[START EXTRACTED DATA]

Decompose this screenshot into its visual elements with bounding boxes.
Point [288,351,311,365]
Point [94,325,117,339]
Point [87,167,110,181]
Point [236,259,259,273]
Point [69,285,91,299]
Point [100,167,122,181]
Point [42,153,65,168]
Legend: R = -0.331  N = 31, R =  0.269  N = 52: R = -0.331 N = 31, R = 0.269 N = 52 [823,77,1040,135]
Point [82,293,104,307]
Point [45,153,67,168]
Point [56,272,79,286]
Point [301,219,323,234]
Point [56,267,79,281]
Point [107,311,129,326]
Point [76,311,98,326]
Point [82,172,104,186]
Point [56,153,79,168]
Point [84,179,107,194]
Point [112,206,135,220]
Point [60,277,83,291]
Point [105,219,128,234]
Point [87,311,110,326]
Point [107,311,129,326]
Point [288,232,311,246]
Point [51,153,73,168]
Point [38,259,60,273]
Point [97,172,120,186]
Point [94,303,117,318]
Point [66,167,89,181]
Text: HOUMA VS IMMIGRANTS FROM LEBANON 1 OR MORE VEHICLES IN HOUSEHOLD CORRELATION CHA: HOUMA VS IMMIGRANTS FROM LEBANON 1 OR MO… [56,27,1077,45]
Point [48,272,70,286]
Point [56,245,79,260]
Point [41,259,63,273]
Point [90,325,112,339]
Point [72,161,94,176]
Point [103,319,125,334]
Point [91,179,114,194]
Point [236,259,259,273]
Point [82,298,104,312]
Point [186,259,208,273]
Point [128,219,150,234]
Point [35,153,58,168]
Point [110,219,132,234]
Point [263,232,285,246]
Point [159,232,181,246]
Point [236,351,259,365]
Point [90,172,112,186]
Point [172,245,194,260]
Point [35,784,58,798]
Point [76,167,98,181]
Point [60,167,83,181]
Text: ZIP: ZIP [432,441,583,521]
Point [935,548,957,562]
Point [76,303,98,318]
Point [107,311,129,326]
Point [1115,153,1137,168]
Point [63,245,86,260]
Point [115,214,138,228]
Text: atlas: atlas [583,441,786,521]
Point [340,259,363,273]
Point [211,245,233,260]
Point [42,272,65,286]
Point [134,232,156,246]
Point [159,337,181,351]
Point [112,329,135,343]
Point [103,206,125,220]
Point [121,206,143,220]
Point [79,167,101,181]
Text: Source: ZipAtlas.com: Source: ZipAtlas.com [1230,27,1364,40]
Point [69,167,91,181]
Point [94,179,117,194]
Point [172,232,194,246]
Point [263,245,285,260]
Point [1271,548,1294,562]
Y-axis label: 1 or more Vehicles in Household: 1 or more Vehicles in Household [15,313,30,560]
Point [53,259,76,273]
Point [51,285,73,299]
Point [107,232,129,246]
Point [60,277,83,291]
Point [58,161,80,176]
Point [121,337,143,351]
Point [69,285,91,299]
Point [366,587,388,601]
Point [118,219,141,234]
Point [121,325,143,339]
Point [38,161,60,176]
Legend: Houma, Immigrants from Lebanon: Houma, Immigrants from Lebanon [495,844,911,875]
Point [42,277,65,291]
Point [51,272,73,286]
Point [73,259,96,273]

[END EXTRACTED DATA]

THE EXERCISE: Return every line of the material above without any change.

IN RESPONSE:
Decompose this screenshot into its visual elements with bounding boxes.
Point [288,351,311,365]
Point [94,325,117,339]
Point [87,167,110,181]
Point [236,259,259,273]
Point [69,285,91,299]
Point [100,167,122,181]
Point [42,153,65,168]
Legend: R = -0.331  N = 31, R =  0.269  N = 52: R = -0.331 N = 31, R = 0.269 N = 52 [823,77,1040,135]
Point [82,293,104,307]
Point [45,153,67,168]
Point [56,272,79,286]
Point [301,219,323,234]
Point [56,267,79,281]
Point [107,311,129,326]
Point [76,311,98,326]
Point [82,172,104,186]
Point [56,153,79,168]
Point [84,179,107,194]
Point [112,206,135,220]
Point [60,277,83,291]
Point [105,219,128,234]
Point [87,311,110,326]
Point [107,311,129,326]
Point [288,232,311,246]
Point [51,153,73,168]
Point [38,259,60,273]
Point [97,172,120,186]
Point [94,303,117,318]
Point [66,167,89,181]
Text: HOUMA VS IMMIGRANTS FROM LEBANON 1 OR MORE VEHICLES IN HOUSEHOLD CORRELATION CHA: HOUMA VS IMMIGRANTS FROM LEBANON 1 OR MO… [56,27,1077,45]
Point [48,272,70,286]
Point [56,245,79,260]
Point [41,259,63,273]
Point [90,325,112,339]
Point [72,161,94,176]
Point [103,319,125,334]
Point [91,179,114,194]
Point [236,259,259,273]
Point [82,298,104,312]
Point [186,259,208,273]
Point [128,219,150,234]
Point [35,153,58,168]
Point [110,219,132,234]
Point [263,232,285,246]
Point [159,232,181,246]
Point [236,351,259,365]
Point [90,172,112,186]
Point [172,245,194,260]
Point [35,784,58,798]
Point [76,167,98,181]
Point [60,167,83,181]
Text: ZIP: ZIP [432,441,583,521]
Point [935,548,957,562]
Point [76,303,98,318]
Point [107,311,129,326]
Point [1115,153,1137,168]
Point [63,245,86,260]
Point [115,214,138,228]
Text: atlas: atlas [583,441,786,521]
Point [340,259,363,273]
Point [211,245,233,260]
Point [42,272,65,286]
Point [134,232,156,246]
Point [159,337,181,351]
Point [112,329,135,343]
Point [103,206,125,220]
Point [121,206,143,220]
Point [79,167,101,181]
Text: Source: ZipAtlas.com: Source: ZipAtlas.com [1230,27,1364,40]
Point [69,167,91,181]
Point [94,179,117,194]
Point [172,232,194,246]
Point [263,245,285,260]
Point [1271,548,1294,562]
Y-axis label: 1 or more Vehicles in Household: 1 or more Vehicles in Household [15,313,30,560]
Point [53,259,76,273]
Point [51,285,73,299]
Point [107,232,129,246]
Point [60,277,83,291]
Point [58,161,80,176]
Point [121,337,143,351]
Point [69,285,91,299]
Point [366,587,388,601]
Point [118,219,141,234]
Point [121,325,143,339]
Point [38,161,60,176]
Legend: Houma, Immigrants from Lebanon: Houma, Immigrants from Lebanon [495,844,911,875]
Point [42,277,65,291]
Point [51,272,73,286]
Point [73,259,96,273]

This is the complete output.